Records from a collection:
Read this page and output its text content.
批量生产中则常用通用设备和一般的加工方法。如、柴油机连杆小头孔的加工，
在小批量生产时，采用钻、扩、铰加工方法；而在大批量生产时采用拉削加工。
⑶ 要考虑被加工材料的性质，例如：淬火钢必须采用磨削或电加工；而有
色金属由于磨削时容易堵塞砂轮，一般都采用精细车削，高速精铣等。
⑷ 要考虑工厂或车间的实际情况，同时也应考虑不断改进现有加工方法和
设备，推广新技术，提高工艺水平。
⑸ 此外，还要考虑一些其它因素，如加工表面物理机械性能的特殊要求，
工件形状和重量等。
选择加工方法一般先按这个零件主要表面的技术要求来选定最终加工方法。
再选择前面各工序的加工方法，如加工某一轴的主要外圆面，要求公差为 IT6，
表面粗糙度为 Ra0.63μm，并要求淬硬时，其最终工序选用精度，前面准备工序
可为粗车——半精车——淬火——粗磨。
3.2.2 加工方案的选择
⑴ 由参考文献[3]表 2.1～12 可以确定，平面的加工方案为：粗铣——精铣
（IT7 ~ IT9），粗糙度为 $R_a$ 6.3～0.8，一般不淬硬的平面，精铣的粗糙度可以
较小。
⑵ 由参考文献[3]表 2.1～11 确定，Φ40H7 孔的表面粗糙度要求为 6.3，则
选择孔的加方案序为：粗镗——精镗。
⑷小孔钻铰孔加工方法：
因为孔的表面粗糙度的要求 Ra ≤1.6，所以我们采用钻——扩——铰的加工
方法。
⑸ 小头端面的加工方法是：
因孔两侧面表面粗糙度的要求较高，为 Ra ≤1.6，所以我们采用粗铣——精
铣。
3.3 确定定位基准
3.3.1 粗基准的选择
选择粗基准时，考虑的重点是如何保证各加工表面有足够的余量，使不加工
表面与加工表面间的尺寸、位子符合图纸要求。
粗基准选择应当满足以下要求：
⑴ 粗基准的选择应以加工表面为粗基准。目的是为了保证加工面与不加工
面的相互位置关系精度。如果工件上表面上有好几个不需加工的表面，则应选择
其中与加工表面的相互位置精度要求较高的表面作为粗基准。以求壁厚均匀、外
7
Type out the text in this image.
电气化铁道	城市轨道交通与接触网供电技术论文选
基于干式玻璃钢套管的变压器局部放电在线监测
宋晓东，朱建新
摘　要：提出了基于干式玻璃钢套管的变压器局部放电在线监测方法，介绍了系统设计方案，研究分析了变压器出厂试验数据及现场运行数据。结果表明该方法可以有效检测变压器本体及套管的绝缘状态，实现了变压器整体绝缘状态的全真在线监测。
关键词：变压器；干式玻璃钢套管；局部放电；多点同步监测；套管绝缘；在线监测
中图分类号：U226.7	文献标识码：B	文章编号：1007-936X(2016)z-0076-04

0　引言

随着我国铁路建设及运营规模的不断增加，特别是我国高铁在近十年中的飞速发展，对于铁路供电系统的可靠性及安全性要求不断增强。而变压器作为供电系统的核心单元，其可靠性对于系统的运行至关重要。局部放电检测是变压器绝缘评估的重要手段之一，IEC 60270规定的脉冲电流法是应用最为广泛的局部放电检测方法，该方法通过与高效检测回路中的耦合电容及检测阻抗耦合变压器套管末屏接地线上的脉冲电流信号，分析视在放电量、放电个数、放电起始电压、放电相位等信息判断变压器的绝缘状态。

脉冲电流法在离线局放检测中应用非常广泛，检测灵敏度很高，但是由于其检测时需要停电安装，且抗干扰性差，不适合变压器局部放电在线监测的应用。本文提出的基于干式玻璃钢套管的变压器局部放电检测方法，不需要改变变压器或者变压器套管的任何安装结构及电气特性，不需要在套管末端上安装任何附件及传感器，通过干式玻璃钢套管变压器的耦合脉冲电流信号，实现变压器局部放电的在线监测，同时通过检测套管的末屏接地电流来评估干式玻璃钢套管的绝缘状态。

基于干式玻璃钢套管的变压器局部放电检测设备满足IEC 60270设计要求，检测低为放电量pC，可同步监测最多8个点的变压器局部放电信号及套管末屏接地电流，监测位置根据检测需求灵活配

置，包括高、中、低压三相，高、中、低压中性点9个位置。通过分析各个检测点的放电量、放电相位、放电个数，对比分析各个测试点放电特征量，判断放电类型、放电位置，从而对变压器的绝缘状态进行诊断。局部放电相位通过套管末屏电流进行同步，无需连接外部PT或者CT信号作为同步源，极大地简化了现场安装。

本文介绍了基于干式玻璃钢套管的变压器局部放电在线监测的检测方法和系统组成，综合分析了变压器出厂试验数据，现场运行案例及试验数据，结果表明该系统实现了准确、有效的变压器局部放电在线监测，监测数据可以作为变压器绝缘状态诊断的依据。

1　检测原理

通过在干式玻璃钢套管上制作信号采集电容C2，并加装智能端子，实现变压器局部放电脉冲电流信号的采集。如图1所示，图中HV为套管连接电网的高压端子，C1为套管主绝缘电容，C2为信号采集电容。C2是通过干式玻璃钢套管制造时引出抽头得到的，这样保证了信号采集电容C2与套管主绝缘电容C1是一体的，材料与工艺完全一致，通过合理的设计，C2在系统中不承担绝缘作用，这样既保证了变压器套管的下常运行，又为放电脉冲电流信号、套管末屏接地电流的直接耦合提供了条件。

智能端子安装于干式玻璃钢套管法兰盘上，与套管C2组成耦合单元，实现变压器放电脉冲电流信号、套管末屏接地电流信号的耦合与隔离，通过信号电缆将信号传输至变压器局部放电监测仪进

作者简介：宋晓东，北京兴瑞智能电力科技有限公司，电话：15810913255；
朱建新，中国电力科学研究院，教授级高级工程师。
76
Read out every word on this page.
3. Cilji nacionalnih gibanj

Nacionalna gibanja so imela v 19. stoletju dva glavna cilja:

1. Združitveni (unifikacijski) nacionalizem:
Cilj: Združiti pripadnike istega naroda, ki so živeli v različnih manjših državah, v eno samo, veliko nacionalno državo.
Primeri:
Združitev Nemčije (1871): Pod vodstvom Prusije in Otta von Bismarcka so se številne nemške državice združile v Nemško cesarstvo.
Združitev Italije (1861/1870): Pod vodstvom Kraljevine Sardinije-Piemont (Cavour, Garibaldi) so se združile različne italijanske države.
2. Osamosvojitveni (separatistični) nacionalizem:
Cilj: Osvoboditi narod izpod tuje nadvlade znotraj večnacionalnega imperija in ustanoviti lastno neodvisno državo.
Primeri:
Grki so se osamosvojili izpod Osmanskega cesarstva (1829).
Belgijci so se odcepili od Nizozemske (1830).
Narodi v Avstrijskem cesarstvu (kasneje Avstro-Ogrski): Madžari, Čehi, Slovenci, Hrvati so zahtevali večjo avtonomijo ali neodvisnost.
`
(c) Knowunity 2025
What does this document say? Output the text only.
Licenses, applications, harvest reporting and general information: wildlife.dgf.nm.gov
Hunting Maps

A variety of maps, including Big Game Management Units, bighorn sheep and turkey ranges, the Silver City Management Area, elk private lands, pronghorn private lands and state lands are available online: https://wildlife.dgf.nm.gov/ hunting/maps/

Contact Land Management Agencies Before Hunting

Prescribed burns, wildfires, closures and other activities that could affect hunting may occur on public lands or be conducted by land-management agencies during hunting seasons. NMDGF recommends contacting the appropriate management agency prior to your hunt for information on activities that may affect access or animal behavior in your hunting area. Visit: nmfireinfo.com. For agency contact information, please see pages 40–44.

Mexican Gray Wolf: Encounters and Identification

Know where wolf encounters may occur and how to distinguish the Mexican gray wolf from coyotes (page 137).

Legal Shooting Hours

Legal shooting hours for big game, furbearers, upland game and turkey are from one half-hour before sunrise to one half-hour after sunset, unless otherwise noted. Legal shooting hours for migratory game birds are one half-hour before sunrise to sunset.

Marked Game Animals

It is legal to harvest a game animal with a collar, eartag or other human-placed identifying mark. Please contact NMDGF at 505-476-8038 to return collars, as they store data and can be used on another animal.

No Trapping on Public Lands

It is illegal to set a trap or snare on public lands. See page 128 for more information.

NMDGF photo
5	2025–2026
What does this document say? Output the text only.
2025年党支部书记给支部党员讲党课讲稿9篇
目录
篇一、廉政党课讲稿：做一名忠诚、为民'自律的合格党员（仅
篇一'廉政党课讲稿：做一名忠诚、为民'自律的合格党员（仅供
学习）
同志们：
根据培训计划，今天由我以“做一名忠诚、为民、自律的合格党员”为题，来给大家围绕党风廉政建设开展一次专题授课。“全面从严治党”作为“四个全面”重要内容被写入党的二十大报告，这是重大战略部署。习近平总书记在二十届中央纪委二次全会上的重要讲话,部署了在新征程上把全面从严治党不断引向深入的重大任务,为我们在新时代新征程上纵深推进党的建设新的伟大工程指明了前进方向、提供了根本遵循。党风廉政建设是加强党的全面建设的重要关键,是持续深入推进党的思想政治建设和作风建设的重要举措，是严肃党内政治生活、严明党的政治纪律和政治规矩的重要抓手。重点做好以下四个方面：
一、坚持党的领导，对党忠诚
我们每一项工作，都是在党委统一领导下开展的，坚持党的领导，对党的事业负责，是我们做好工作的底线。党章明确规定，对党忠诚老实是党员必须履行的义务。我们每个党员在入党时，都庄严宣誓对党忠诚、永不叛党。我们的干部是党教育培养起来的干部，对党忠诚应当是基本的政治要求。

DIRECTIVE:
Count each line with "text" in it and report that figure by itself.

WRITTEN SOLUTION:
4